Job » Only the pictures stay out; every record is to be quoted exactly.

Saved data entries »
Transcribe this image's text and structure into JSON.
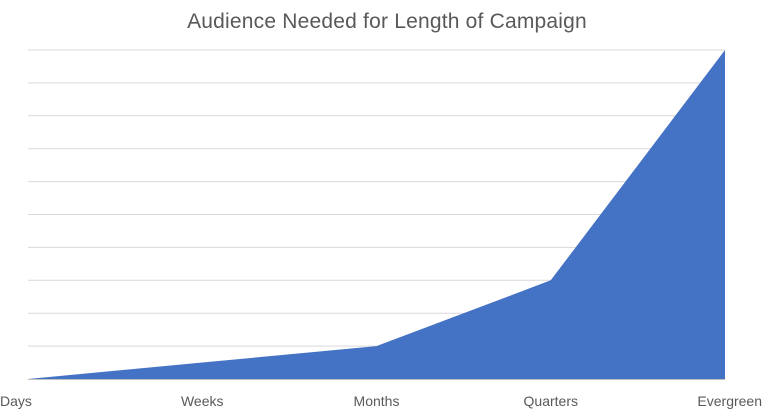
{
  "chart_data": {
    "type": "area",
    "title": "Audience Needed for Length of Campaign",
    "xlabel": "",
    "ylabel": "",
    "categories": [
      "Days",
      "Weeks",
      "Months",
      "Quarters",
      "Evergreen"
    ],
    "series": [
      {
        "values": [
          0,
          0.5,
          1,
          3,
          10
        ]
      }
    ],
    "ylim": [
      0,
      10
    ],
    "grid": true,
    "gridline_count": 10,
    "legend": "none",
    "y_tick_labels_visible": false,
    "colors": {
      "area": "#4472C4",
      "grid": "#D9D9D9",
      "axis": "#BFBFBF",
      "text": "#595959"
    }
  }
}
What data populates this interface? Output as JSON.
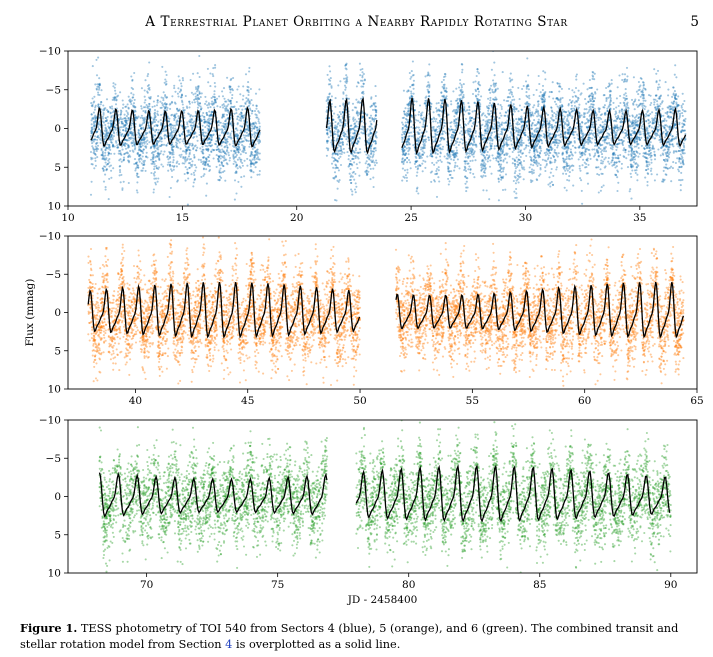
{
  "header": {
    "running_title": "A Terrestrial Planet Orbiting a Nearby Rapidly Rotating Star",
    "page_number": "5"
  },
  "chart_data": [
    {
      "type": "scatter",
      "panel": "Sector 4",
      "point_color": "#1f77b4",
      "model_color": "#000000",
      "xlim": [
        10,
        37.5
      ],
      "ylim": [
        10,
        -10
      ],
      "ylabel": "",
      "xticks": [
        "10",
        "15",
        "20",
        "25",
        "30",
        "35"
      ],
      "xtick_values": [
        10,
        15,
        20,
        25,
        30,
        35
      ],
      "yticks": [
        "−10",
        "−5",
        "0",
        "5",
        "10"
      ],
      "ytick_values": [
        -10,
        -5,
        0,
        5,
        10
      ],
      "segments": [
        [
          11.0,
          18.4
        ],
        [
          21.3,
          23.5
        ],
        [
          24.6,
          37.0
        ]
      ],
      "scatter_sigma_mmag": 2.6
    },
    {
      "type": "scatter",
      "panel": "Sector 5",
      "point_color": "#ff7f0e",
      "model_color": "#000000",
      "xlim": [
        37,
        65
      ],
      "ylim": [
        10,
        -10
      ],
      "ylabel": "Flux (mmag)",
      "xticks": [
        "40",
        "45",
        "50",
        "55",
        "60",
        "65"
      ],
      "xtick_values": [
        40,
        45,
        50,
        55,
        60,
        65
      ],
      "yticks": [
        "−10",
        "−5",
        "0",
        "5",
        "10"
      ],
      "ytick_values": [
        -10,
        -5,
        0,
        5,
        10
      ],
      "segments": [
        [
          37.9,
          50.0
        ],
        [
          51.6,
          64.4
        ]
      ],
      "scatter_sigma_mmag": 2.6
    },
    {
      "type": "scatter",
      "panel": "Sector 6",
      "point_color": "#2ca02c",
      "model_color": "#000000",
      "xlim": [
        67,
        91
      ],
      "ylim": [
        10,
        -10
      ],
      "ylabel": "",
      "xlabel": "JD - 2458400",
      "xticks": [
        "70",
        "75",
        "80",
        "85",
        "90"
      ],
      "xtick_values": [
        70,
        75,
        80,
        85,
        90
      ],
      "yticks": [
        "−10",
        "−5",
        "0",
        "5",
        "10"
      ],
      "ytick_values": [
        -10,
        -5,
        0,
        5,
        10
      ],
      "segments": [
        [
          68.2,
          76.9
        ],
        [
          78.0,
          90.0
        ]
      ],
      "scatter_sigma_mmag": 2.6
    }
  ],
  "caption": {
    "label": "Figure 1.",
    "text_before_ref": "TESS photometry of TOI 540 from Sectors 4 (blue), 5 (orange), and 6 (green). The combined transit and stellar rotation model from Section ",
    "ref": "4",
    "text_after_ref": " is overplotted as a solid line."
  }
}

Task output »
Transcribe this image's text and structure into JSON.
{
  "chart_data": {
    "type": "area",
    "title": "Audience Needed for Length of Campaign",
    "xlabel": "",
    "ylabel": "",
    "categories": [
      "Days",
      "Weeks",
      "Months",
      "Quarters",
      "Evergreen"
    ],
    "series": [
      {
        "values": [
          0,
          0.5,
          1,
          3,
          10
        ]
      }
    ],
    "ylim": [
      0,
      10
    ],
    "grid": true,
    "gridline_count": 10,
    "legend": "none",
    "y_tick_labels_visible": false,
    "colors": {
      "area": "#4472C4",
      "grid": "#D9D9D9",
      "axis": "#BFBFBF",
      "text": "#595959"
    }
  }
}
What data populates this interface? Output as JSON.
{
  "header": {
    "running_title": "A Terrestrial Planet Orbiting a Nearby Rapidly Rotating Star",
    "page_number": "5"
  },
  "chart_data": [
    {
      "type": "scatter",
      "panel": "Sector 4",
      "point_color": "#1f77b4",
      "model_color": "#000000",
      "xlim": [
        10,
        37.5
      ],
      "ylim": [
        10,
        -10
      ],
      "ylabel": "",
      "xticks": [
        "10",
        "15",
        "20",
        "25",
        "30",
        "35"
      ],
      "xtick_values": [
        10,
        15,
        20,
        25,
        30,
        35
      ],
      "yticks": [
        "−10",
        "−5",
        "0",
        "5",
        "10"
      ],
      "ytick_values": [
        -10,
        -5,
        0,
        5,
        10
      ],
      "segments": [
        [
          11.0,
          18.4
        ],
        [
          21.3,
          23.5
        ],
        [
          24.6,
          37.0
        ]
      ],
      "scatter_sigma_mmag": 2.6
    },
    {
      "type": "scatter",
      "panel": "Sector 5",
      "point_color": "#ff7f0e",
      "model_color": "#000000",
      "xlim": [
        37,
        65
      ],
      "ylim": [
        10,
        -10
      ],
      "ylabel": "Flux (mmag)",
      "xticks": [
        "40",
        "45",
        "50",
        "55",
        "60",
        "65"
      ],
      "xtick_values": [
        40,
        45,
        50,
        55,
        60,
        65
      ],
      "yticks": [
        "−10",
        "−5",
        "0",
        "5",
        "10"
      ],
      "ytick_values": [
        -10,
        -5,
        0,
        5,
        10
      ],
      "segments": [
        [
          37.9,
          50.0
        ],
        [
          51.6,
          64.4
        ]
      ],
      "scatter_sigma_mmag": 2.6
    },
    {
      "type": "scatter",
      "panel": "Sector 6",
      "point_color": "#2ca02c",
      "model_color": "#000000",
      "xlim": [
        67,
        91
      ],
      "ylim": [
        10,
        -10
      ],
      "ylabel": "",
      "xlabel": "JD - 2458400",
      "xticks": [
        "70",
        "75",
        "80",
        "85",
        "90"
      ],
      "xtick_values": [
        70,
        75,
        80,
        85,
        90
      ],
      "yticks": [
        "−10",
        "−5",
        "0",
        "5",
        "10"
      ],
      "ytick_values": [
        -10,
        -5,
        0,
        5,
        10
      ],
      "segments": [
        [
          68.2,
          76.9
        ],
        [
          78.0,
          90.0
        ]
      ],
      "scatter_sigma_mmag": 2.6
    }
  ],
  "caption": {
    "label": "Figure 1.",
    "text_before_ref": "TESS photometry of TOI 540 from Sectors 4 (blue), 5 (orange), and 6 (green). The combined transit and stellar rotation model from Section ",
    "ref": "4",
    "text_after_ref": " is overplotted as a solid line."
  }
}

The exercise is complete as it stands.